** START OF Dataset entries **

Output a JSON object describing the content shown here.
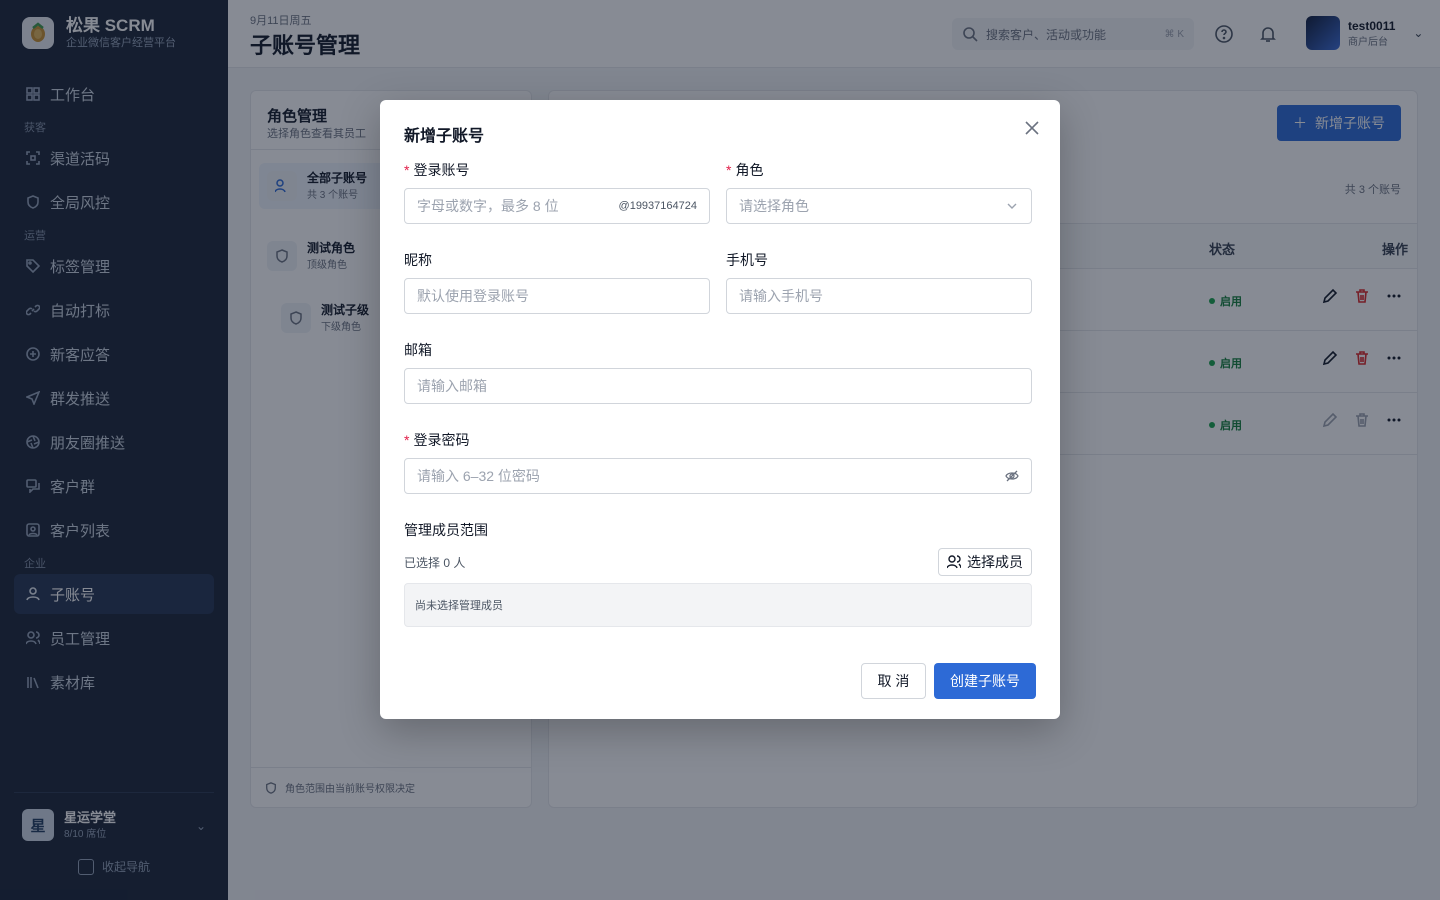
{
  "app": {
    "name": "松果 SCRM",
    "subtitle": "企业微信客户经营平台"
  },
  "sidebar": {
    "items": [
      {
        "label": "工作台",
        "icon": "dashboard-icon"
      },
      {
        "section": "获客"
      },
      {
        "label": "渠道活码",
        "icon": "qrcode-icon"
      },
      {
        "label": "全局风控",
        "icon": "shield-icon"
      },
      {
        "section": "运营"
      },
      {
        "label": "标签管理",
        "icon": "tag-icon"
      },
      {
        "label": "自动打标",
        "icon": "link-icon"
      },
      {
        "label": "新客应答",
        "icon": "reply-icon"
      },
      {
        "label": "群发推送",
        "icon": "send-icon"
      },
      {
        "label": "朋友圈推送",
        "icon": "aperture-icon"
      },
      {
        "label": "客户群",
        "icon": "chat-group-icon"
      },
      {
        "label": "客户列表",
        "icon": "contact-icon"
      },
      {
        "section": "企业"
      },
      {
        "label": "子账号",
        "icon": "user-icon",
        "active": true
      },
      {
        "label": "员工管理",
        "icon": "users-icon"
      },
      {
        "label": "素材库",
        "icon": "library-icon"
      }
    ],
    "org": {
      "avatar": "星",
      "name": "星运学堂",
      "seats": "8/10 席位"
    },
    "collapse_label": "收起导航"
  },
  "header": {
    "date": "9月11日周五",
    "title": "子账号管理",
    "search_placeholder": "搜索客户、活动或功能",
    "search_kbd": "⌘ K",
    "user": {
      "name": "test0011",
      "role": "商户后台"
    }
  },
  "roles_panel": {
    "title": "角色管理",
    "subtitle": "选择角色查看其员工",
    "roles": [
      {
        "name": "全部子账号",
        "sub": "共 3 个账号",
        "active": true
      },
      {
        "name": "测试角色",
        "sub": "顶级角色"
      },
      {
        "name": "测试子级",
        "sub": "下级角色"
      }
    ],
    "footer": "角色范围由当前账号权限决定"
  },
  "accounts_panel": {
    "add_label": "新增子账号",
    "total": "共 3 个账号",
    "columns": {
      "status": "状态",
      "actions": "操作"
    },
    "rows": [
      {
        "status": "启用"
      },
      {
        "status": "启用"
      },
      {
        "status": "启用"
      }
    ]
  },
  "modal": {
    "title": "新增子账号",
    "login": {
      "label": "登录账号",
      "placeholder": "字母或数字，最多 8 位",
      "suffix": "@19937164724"
    },
    "role": {
      "label": "角色",
      "placeholder": "请选择角色"
    },
    "nickname": {
      "label": "昵称",
      "placeholder": "默认使用登录账号"
    },
    "phone": {
      "label": "手机号",
      "placeholder": "请输入手机号"
    },
    "email": {
      "label": "邮箱",
      "placeholder": "请输入邮箱"
    },
    "password": {
      "label": "登录密码",
      "placeholder": "请输入 6–32 位密码"
    },
    "scope": {
      "label": "管理成员范围",
      "count": "已选择 0 人",
      "pick_label": "选择成员",
      "empty": "尚未选择管理成员"
    },
    "cancel_label": "取 消",
    "create_label": "创建子账号"
  },
  "colors": {
    "primary": "#2d6ad6",
    "sidebar": "#1a2436",
    "required": "#e11d48",
    "status": "#16a34a"
  }
}
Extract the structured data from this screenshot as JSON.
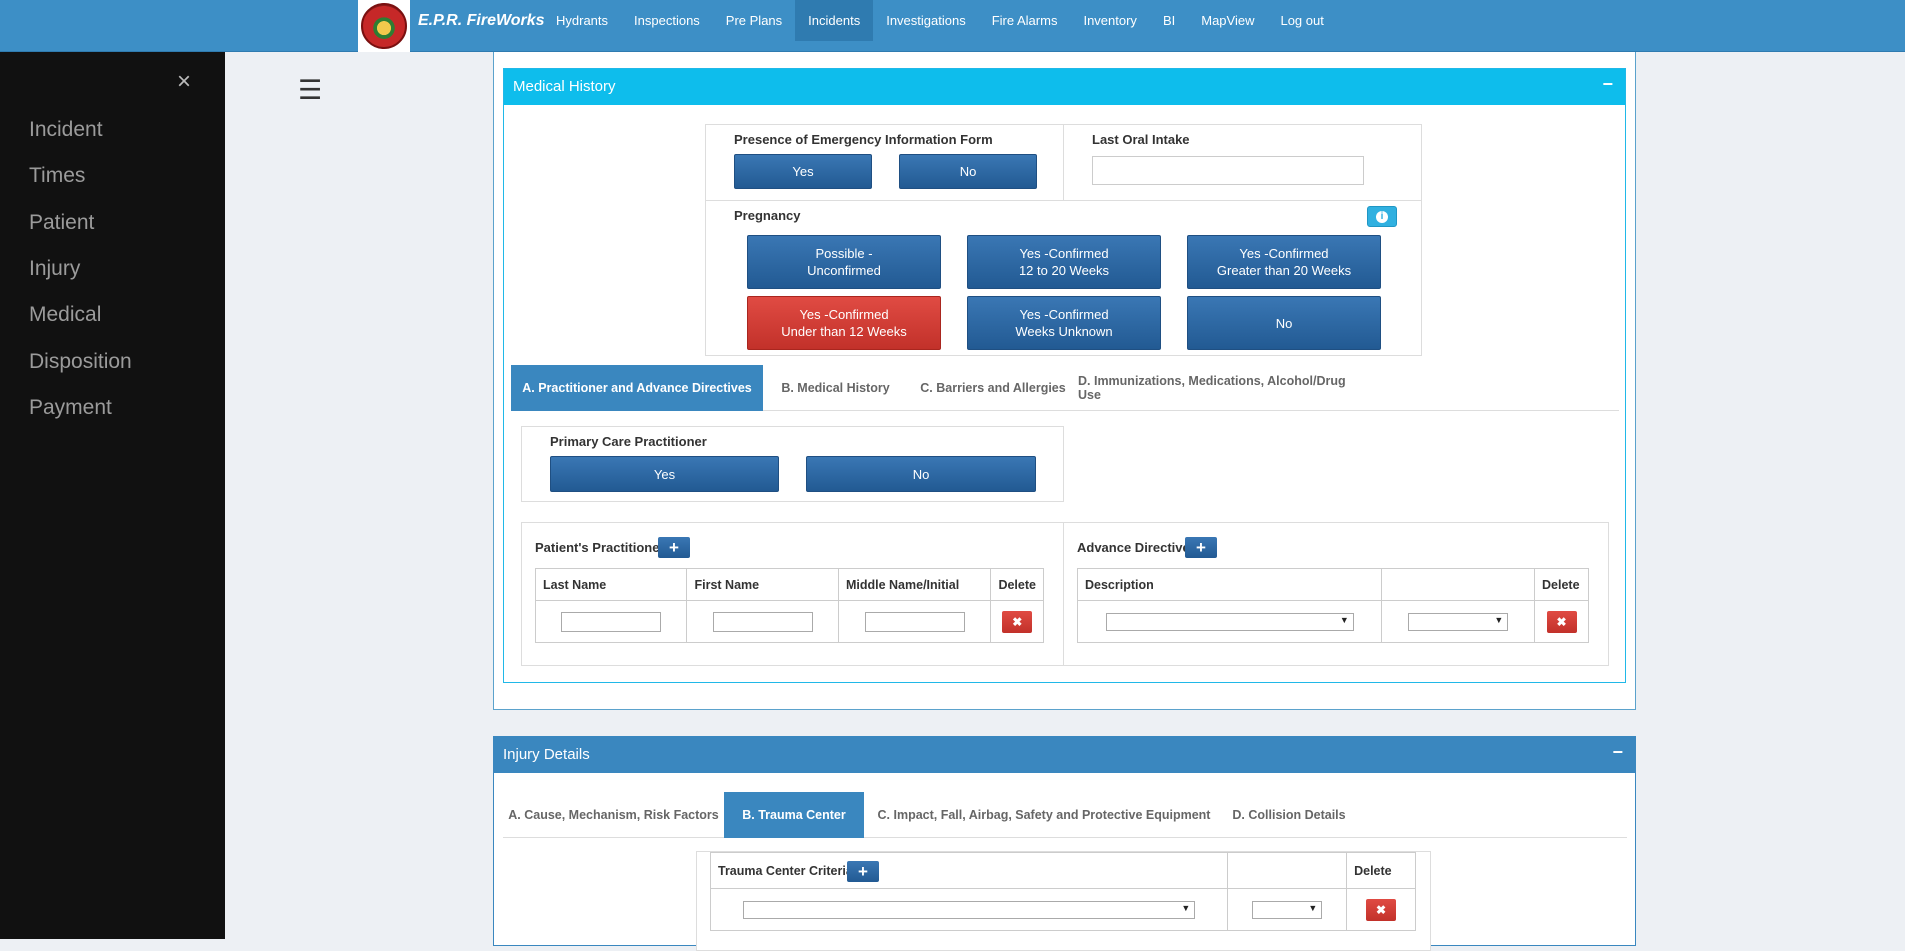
{
  "app": {
    "brand": "E.P.R. FireWorks"
  },
  "nav": [
    "Hydrants",
    "Inspections",
    "Pre Plans",
    "Incidents",
    "Investigations",
    "Fire Alarms",
    "Inventory",
    "BI",
    "MapView",
    "Log out"
  ],
  "sidebar": {
    "close": "×",
    "items": [
      "Incident",
      "Times",
      "Patient",
      "Injury",
      "Medical",
      "Disposition",
      "Payment"
    ]
  },
  "menu_icon": "☰",
  "medical": {
    "title": "Medical History",
    "collapse": "−",
    "emergency_form": {
      "label": "Presence of Emergency Information Form",
      "yes": "Yes",
      "no": "No"
    },
    "last_oral_intake": {
      "label": "Last Oral Intake",
      "value": ""
    },
    "pregnancy": {
      "label": "Pregnancy",
      "info": "i",
      "options": [
        {
          "line1": "Possible -",
          "line2": "Unconfirmed"
        },
        {
          "line1": "Yes -Confirmed",
          "line2": "12 to 20 Weeks"
        },
        {
          "line1": "Yes -Confirmed",
          "line2": "Greater than 20 Weeks"
        },
        {
          "line1": "Yes -Confirmed",
          "line2": "Under than 12 Weeks"
        },
        {
          "line1": "Yes -Confirmed",
          "line2": "Weeks Unknown"
        },
        {
          "line1": "No",
          "line2": ""
        }
      ],
      "selected_color": "#d73a32"
    },
    "tabs": [
      "A. Practitioner and Advance Directives",
      "B. Medical History",
      "C. Barriers and Allergies",
      "D. Immunizations, Medications, Alcohol/Drug Use"
    ],
    "primary_care": {
      "label": "Primary Care Practitioner",
      "yes": "Yes",
      "no": "No"
    },
    "practitioner": {
      "label": "Patient's Practitioner",
      "plus": "+",
      "columns": [
        "Last Name",
        "First Name",
        "Middle Name/Initial",
        "Delete"
      ],
      "delete": "✖"
    },
    "advance": {
      "label": "Advance Directives",
      "plus": "+",
      "columns": [
        "Description",
        "",
        "Delete"
      ],
      "delete": "✖",
      "arrow": "▼"
    }
  },
  "injury": {
    "title": "Injury Details",
    "collapse": "−",
    "tabs": [
      "A. Cause, Mechanism, Risk Factors",
      "B. Trauma Center",
      "C. Impact, Fall, Airbag, Safety and Protective Equipment",
      "D. Collision Details"
    ],
    "trauma": {
      "label": "Trauma Center Criteria",
      "plus": "+",
      "delete_col": "Delete",
      "delete": "✖",
      "arrow": "▼"
    }
  },
  "colors": {
    "nav": "#3d8fc6",
    "panel_head": "#0ebdec",
    "injury_head": "#3a87bf",
    "sidebar": "#111111"
  }
}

** END OF Dataset entries **

What to work on:
Your answer should be a single number: the count of lines in the data that include the word "Details".

Output of the exercise:
2